Contos africanos e indígenas permitem trabalhar o gênero literário e as relações étnico-raciais

Além de possibilitar a leitura, a interpretação textual e a escrita, essas narrativas mostram a importância e o valor da contribuição dos diferentes povos para a cultura brasileira

A Base Nacional Comum Curricular (BNCC) propõe que, nos Anos Iniciais do Ensino Fundamental, os estudantes sejam capazes de expressar ideias, desejos e sentimentos em situações de interação e de argumentar e relatar fatos oralmente, organizando e adequando a sua fala ao contexto em que é produzida. Assim, os alunos devem saber ouvir, compreender, contar, recontar e criar narrativas. Eles precisam ser incentivados a atuar em situações de leitura, fruição e produção de textos, que sejam representativos da diversidade cultural e linguística da sociedade.

É nessa perspectiva que as narrativas africanas e indígenas surgem como uma ferramenta potente para trabalhar o gênero literário conto e para a prática de uma educação inclusiva e de respeito à diversidade. Essa abordagem é apoiada, entre outras legislações, pela Lei 10.639, de 2003, que incluiu no currículo oficial das escolas a obrigatoriedade da temática história e cultura afro-brasileira, e pela Lei 11.645, de 2008, que acrescentou história e cultura indígena. E, ainda, pelo documento Orientações e ações para a educação das relações étnico-racias, publicado em 2006 pelo Ministério da Educação (MEC).

A professora e pesquisadora Larissa Reis, que estudou o uso de contos africanos em sala de aula em seu mestrado e doutorado, diz que eles permitem explorar a escrita, a alfabetização, o letramento, a aprendizagem significativa e ir além. “Com eles, é possível, por exemplo, conhecer a literatura africana, identificar os sons da natureza, estimular os sentidos da audição e do tato e experienciar a contação de uma história conhecida e/ou vivenciada. [E ainda] dialogar sobre ensinamentos e valores trazidos pelas narrativas, reconhecendo a importância da cultura afro-brasileira.”

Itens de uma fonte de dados
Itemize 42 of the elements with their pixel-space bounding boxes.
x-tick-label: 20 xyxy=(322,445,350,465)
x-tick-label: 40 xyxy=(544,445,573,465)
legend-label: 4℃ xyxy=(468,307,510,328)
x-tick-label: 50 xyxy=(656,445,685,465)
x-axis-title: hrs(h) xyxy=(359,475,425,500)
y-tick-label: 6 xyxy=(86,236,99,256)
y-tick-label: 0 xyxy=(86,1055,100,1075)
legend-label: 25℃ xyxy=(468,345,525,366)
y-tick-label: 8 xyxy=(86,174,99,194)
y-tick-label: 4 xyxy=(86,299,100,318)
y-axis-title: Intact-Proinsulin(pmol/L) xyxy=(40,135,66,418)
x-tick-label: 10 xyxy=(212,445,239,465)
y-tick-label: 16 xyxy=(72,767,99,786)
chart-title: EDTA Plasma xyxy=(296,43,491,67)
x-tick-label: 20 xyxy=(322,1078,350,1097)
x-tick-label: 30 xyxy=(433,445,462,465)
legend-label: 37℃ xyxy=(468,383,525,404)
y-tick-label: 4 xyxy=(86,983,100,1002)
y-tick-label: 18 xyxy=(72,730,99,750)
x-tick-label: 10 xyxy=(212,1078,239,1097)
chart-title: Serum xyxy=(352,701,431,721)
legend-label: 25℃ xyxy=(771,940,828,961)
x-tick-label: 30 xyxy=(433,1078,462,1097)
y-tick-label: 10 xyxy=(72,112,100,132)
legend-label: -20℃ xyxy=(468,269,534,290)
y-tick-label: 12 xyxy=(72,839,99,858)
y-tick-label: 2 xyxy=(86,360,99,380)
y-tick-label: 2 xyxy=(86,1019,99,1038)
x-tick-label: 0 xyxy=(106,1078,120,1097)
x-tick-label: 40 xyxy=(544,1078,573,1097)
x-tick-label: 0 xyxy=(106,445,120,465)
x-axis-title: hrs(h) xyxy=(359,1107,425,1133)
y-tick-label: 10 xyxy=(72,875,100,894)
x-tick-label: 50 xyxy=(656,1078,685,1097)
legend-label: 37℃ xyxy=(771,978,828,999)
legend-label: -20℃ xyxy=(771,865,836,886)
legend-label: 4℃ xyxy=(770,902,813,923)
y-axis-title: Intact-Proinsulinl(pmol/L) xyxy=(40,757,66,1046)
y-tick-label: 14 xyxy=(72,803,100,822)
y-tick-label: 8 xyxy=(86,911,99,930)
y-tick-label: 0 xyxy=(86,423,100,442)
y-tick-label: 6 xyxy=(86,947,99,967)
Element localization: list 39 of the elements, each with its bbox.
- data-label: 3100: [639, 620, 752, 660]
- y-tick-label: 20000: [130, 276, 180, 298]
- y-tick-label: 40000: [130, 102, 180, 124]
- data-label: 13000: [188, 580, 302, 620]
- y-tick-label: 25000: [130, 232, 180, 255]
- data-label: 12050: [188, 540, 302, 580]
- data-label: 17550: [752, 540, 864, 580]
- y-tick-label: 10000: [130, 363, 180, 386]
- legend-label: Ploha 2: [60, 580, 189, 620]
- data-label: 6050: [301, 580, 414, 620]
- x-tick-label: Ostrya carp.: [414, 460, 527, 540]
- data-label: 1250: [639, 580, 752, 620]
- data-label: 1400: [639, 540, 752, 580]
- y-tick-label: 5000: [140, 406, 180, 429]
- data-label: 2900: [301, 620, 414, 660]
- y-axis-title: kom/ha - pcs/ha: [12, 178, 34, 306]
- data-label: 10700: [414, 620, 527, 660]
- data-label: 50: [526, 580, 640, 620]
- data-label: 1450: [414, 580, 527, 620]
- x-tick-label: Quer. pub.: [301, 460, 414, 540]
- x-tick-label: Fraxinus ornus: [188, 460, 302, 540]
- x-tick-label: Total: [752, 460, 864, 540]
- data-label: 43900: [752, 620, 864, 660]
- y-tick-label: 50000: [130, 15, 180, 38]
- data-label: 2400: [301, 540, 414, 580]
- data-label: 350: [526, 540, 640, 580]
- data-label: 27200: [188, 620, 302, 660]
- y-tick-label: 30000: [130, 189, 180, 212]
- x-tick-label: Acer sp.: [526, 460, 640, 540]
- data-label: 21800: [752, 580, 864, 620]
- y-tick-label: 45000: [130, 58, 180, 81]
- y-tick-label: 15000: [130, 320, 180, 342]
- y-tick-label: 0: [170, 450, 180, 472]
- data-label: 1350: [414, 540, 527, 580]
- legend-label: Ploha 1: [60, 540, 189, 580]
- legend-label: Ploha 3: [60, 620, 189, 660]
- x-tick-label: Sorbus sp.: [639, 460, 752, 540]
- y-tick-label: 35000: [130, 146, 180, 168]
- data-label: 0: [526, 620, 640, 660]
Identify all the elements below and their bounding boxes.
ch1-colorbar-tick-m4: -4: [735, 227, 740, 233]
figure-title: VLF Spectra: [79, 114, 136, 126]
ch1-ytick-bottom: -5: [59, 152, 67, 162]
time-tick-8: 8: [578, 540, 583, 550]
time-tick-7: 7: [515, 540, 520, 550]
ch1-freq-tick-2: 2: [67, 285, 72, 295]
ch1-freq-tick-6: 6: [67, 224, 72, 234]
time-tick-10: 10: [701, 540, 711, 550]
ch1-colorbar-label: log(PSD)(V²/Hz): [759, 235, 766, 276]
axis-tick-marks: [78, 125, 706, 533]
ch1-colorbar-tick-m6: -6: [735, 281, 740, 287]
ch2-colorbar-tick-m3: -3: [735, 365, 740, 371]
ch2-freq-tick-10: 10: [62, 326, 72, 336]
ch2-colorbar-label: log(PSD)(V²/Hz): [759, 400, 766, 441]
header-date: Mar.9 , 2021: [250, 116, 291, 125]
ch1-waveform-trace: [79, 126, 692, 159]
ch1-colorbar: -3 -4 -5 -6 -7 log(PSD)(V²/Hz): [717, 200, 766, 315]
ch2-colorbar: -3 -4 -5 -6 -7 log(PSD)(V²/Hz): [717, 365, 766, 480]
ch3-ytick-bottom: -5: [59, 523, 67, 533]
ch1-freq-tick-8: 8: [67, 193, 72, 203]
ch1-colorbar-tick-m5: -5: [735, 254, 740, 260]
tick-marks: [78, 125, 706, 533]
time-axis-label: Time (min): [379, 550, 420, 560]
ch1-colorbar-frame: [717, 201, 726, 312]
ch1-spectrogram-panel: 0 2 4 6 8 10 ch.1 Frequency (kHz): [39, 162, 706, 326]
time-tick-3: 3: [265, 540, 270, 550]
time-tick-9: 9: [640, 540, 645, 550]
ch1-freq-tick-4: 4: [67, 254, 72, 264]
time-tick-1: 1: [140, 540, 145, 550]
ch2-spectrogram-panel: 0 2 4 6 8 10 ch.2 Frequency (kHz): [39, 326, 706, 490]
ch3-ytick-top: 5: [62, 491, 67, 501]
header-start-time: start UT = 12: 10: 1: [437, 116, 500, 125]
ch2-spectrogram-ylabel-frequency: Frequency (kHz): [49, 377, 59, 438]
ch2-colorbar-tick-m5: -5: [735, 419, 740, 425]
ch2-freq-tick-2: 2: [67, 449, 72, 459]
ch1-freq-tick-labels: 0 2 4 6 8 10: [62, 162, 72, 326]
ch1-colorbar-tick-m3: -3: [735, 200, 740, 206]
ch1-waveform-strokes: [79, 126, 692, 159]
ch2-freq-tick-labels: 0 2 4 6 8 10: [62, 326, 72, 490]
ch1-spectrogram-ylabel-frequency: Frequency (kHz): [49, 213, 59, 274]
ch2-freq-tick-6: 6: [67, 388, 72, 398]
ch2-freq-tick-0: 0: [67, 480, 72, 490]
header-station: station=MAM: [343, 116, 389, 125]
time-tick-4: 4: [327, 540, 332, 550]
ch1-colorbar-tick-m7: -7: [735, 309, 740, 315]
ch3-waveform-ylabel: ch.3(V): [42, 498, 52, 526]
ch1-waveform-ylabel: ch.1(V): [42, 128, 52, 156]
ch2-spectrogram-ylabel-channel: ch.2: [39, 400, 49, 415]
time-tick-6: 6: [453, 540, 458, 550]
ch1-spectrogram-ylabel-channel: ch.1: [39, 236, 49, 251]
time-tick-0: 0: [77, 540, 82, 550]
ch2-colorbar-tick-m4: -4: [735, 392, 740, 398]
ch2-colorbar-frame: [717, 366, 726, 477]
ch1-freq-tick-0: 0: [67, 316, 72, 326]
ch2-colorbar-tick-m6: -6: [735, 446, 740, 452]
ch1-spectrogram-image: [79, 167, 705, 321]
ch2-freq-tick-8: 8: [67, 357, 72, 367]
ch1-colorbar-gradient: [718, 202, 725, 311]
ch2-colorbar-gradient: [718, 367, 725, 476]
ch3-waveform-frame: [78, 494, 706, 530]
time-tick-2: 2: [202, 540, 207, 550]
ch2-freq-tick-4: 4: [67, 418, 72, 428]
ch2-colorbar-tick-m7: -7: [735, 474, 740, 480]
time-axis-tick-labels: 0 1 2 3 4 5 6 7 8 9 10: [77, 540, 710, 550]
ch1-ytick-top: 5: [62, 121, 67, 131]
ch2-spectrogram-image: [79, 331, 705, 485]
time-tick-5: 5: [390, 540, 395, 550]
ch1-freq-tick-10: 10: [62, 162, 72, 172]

• SUAS TAREFAS:
A – Repita sem alterações as linhas dos registros, do início deles até a linha que contém "y-tick-label: 2 xyxy=(86,360,99,380)", incluindo essa linha.
B – Por favor, prossiga o texto sobre os contos africanos e indígenas em sala de aula, começando logo após a última frase apresentada.

• RESPOSTAS ÀS TAREFAS:
A –
Itemize 42 of the elements with their pixel-space bounding boxes.
x-tick-label: 20 xyxy=(322,445,350,465)
x-tick-label: 40 xyxy=(544,445,573,465)
legend-label: 4℃ xyxy=(468,307,510,328)
x-tick-label: 50 xyxy=(656,445,685,465)
x-axis-title: hrs(h) xyxy=(359,475,425,500)
y-tick-label: 6 xyxy=(86,236,99,256)
y-tick-label: 0 xyxy=(86,1055,100,1075)
legend-label: 25℃ xyxy=(468,345,525,366)
y-tick-label: 8 xyxy=(86,174,99,194)
y-tick-label: 4 xyxy=(86,299,100,318)
y-axis-title: Intact-Proinsulin(pmol/L) xyxy=(40,135,66,418)
x-tick-label: 10 xyxy=(212,445,239,465)
y-tick-label: 16 xyxy=(72,767,99,786)
chart-title: EDTA Plasma xyxy=(296,43,491,67)
x-tick-label: 20 xyxy=(322,1078,350,1097)
x-tick-label: 30 xyxy=(433,445,462,465)
legend-label: 37℃ xyxy=(468,383,525,404)
y-tick-label: 4 xyxy=(86,983,100,1002)
y-tick-label: 18 xyxy=(72,730,99,750)
x-tick-label: 10 xyxy=(212,1078,239,1097)
chart-title: Serum xyxy=(352,701,431,721)
legend-label: 25℃ xyxy=(771,940,828,961)
x-tick-label: 30 xyxy=(433,1078,462,1097)
y-tick-label: 10 xyxy=(72,112,100,132)
legend-label: -20℃ xyxy=(468,269,534,290)
y-tick-label: 12 xyxy=(72,839,99,858)
y-tick-label: 2 xyxy=(86,360,99,380)

B –
Para Sony Ferseck, docente da Universidade Federal de Roraima (UFRR) e coordenadora de um programa de capacitação de professores da rede pública para trabalhar com literatura indígena, é preciso, em primeiro lugar, sensibilizar alunos e professores para a presença desses povos e culturas naquilo que podemos chamar de cultura brasileira, nos seus aspectos históricos, linguísticos, geográficos e sociais. “Uma maneira de fazer essa sensibilização é mostrar a presença e a ausência desses povos ao redor [do estudante], na escola, na cidade em que vivem. E ressaltar que há todo um processo histórico de apagamento e, mais recentemente, de resistência, que vem fazendo com que os indígenas possam ocupar cada vez mais espaços na sociedade, na política, e notando que um dos maiores nomes da literatura brasileira, Machado de Assis, era negro.”

De acordo com ela, ainda que hoje já se possa falar de literaturas afro-brasileiras e indígenas no plural, é importante reforçar que nessas literaturas há uma imensa diversidade. “É necessário perceber as formas diferenciadas com que esses povos e culturas percebem o mundo e a própria literatura.” Ela também destaca que as produções indígenas e afro-brasileiras mobilizam os sentidos além do visual, como a sonoridade e a musicalidade. “Isso provoca um envolvimento de quem participa e dinamiza bastante o que se pode aprender a partir dessas literaturas.”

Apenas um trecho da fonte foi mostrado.